## Start ITEMS

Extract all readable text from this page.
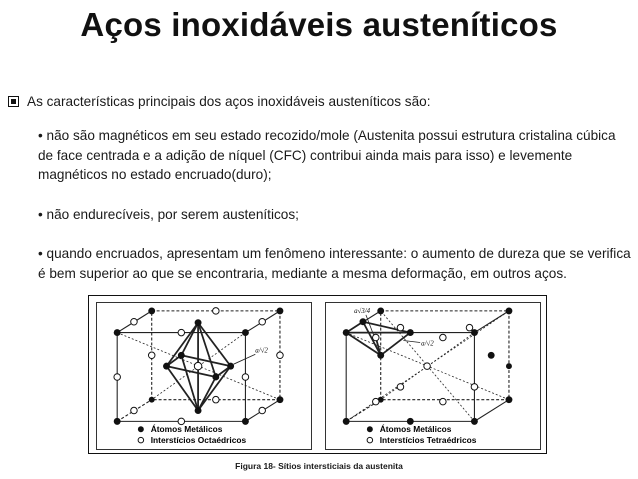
Aços inoxidáveis austeníticos
As características principais dos aços inoxidáveis austeníticos são:
• não são magnéticos em seu estado recozido/mole (Austenita possui estrutura cristalina cúbica de face centrada e a adição de níquel (CFC) contribui ainda mais para isso) e levemente magnéticos no estado encruado(duro);
• não endurecíveis, por serem austeníticos;
• quando encruados, apresentam um fenômeno interessante: o aumento de dureza que se verifica é bem superior ao que se encontraria, mediante a mesma deformação, em outros aços.
a/√2
Átomos Metálicos
Interstícios Octaédricos
a√3/4
a/√2
Átomos Metálicos
Interstícios Tetraédricos
Figura 18- Sítios intersticiais da austenita
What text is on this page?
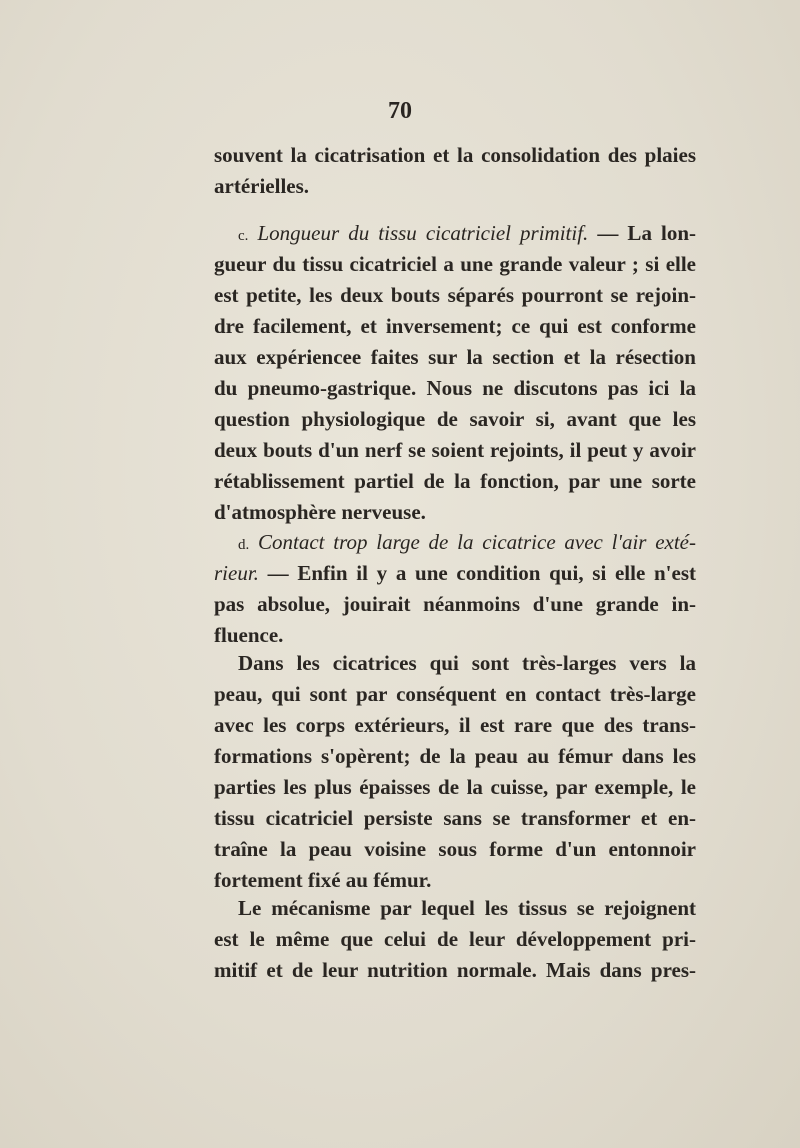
70
souvent la cicatrisation et la consolidation des plaies
artérielles.
c. Longueur du tissu cicatriciel primitif. — La lon-
gueur du tissu cicatriciel a une grande valeur ; si elle
est petite, les deux bouts séparés pourront se rejoin-
dre facilement, et inversement; ce qui est conforme
aux expériencee faites sur la section et la résection
du pneumo-gastrique. Nous ne discutons pas ici la
question physiologique de savoir si, avant que les
deux bouts d'un nerf se soient rejoints, il peut y avoir
rétablissement partiel de la fonction, par une sorte
d'atmosphère nerveuse.
d. Contact trop large de la cicatrice avec l'air exté-
rieur. — Enfin il y a une condition qui, si elle n'est
pas absolue, jouirait néanmoins d'une grande in-
fluence.
Dans les cicatrices qui sont très-larges vers la
peau, qui sont par conséquent en contact très-large
avec les corps extérieurs, il est rare que des trans-
formations s'opèrent; de la peau au fémur dans les
parties les plus épaisses de la cuisse, par exemple, le
tissu cicatriciel persiste sans se transformer et en-
traîne la peau voisine sous forme d'un entonnoir
fortement fixé au fémur.
Le mécanisme par lequel les tissus se rejoignent
est le même que celui de leur développement pri-
mitif et de leur nutrition normale. Mais dans pres-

## End ITEMS

(TASK OBJECTIVE): Copy each line of the data that contains the word "sont".

(THE COMPLETED TASK):
Dans les cicatrices qui sont très-larges vers la
peau, qui sont par conséquent en contact très-large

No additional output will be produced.